PASSAGE PROVIDED Block Start

Date of Inspection: 25 September 2014
Date of Publication: 4 November 2014
Inspection Report published 04 November 2014 PDF

The service should have quality checking systems to manage risks and assure the health, welfare and safety of people who receive care (outcome 16)

Meeting this standard

We checked that people who use this service

  • Benefit from safe quality care, treatment and support, due to effective decision making and the management of risks to their health, welfare and safety.

How this check was done

We carried out a visit on 25 September 2014, observed how people were being cared for, checked how people were cared for at each stage of their treatment and care and talked with people who use the service. We talked with staff and reviewed information given to us by the provider.

Our judgement

The provider had an effective system in place to identify, assess and manage risks to the health, safety and welfare of people who use the service and others.

Reasons for our judgement

Our inspection of 26 and 27 July 2014, found that improvements were needed because Quality and auditing systems were not effective.

PASSAGE PROVIDED Block End

- [PROBLEMS AND TASKS]
[a] Echo word for word the portion of the inspection report that opens with "How this check" and closes with "service and others.".
[b] According to the inspection report, why were improvements found to be needed after the inspection of 26 and 27 July 2014?
None of the records are needed to complete these tasks.

DATASET RECORDS Block Start

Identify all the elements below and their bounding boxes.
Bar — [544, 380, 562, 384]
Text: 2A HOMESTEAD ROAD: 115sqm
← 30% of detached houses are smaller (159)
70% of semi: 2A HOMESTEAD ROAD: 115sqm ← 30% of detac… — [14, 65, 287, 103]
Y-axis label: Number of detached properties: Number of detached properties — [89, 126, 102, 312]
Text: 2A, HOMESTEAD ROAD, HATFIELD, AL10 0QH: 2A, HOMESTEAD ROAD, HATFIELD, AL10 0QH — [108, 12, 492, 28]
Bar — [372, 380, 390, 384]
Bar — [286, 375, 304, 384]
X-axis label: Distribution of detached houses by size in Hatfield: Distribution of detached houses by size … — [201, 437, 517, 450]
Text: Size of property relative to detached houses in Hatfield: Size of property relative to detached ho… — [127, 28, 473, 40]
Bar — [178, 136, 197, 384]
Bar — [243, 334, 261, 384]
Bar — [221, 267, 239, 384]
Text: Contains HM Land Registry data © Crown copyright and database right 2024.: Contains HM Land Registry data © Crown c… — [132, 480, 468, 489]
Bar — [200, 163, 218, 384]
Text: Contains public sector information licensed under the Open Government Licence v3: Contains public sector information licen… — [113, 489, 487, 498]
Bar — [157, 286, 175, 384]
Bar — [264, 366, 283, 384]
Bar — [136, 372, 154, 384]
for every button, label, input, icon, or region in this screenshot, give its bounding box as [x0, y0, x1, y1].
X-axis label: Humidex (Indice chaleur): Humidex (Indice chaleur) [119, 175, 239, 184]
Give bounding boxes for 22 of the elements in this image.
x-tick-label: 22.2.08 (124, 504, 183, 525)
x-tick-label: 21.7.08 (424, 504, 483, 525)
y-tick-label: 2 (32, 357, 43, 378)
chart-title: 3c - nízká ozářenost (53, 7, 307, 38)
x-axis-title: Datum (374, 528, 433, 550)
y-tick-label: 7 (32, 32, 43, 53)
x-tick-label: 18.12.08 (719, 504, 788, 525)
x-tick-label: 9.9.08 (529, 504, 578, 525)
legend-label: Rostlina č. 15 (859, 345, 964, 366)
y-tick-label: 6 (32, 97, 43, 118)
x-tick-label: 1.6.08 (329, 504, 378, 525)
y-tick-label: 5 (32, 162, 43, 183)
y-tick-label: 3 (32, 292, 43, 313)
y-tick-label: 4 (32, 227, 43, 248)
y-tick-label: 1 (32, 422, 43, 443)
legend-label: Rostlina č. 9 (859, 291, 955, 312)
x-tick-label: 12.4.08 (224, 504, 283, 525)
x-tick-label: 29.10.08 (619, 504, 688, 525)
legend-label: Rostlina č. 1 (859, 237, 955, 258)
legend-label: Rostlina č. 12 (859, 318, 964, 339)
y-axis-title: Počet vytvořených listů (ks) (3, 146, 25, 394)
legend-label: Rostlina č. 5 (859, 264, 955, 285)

DATASET RECORDS Block End

- [OUTPUTS IN ORDER]
[a]
How this check was done

We carried out a visit on 25 September 2014, observed how people were being cared for, checked how people were cared for at each stage of their treatment and care and talked with people who use the service. We talked with staff and reviewed information given to us by the provider.

Our judgement

The provider had an effective system in place to identify, assess and manage risks to the health, safety and welfare of people who use the service and others.

[b] Quality and auditing systems were not effective.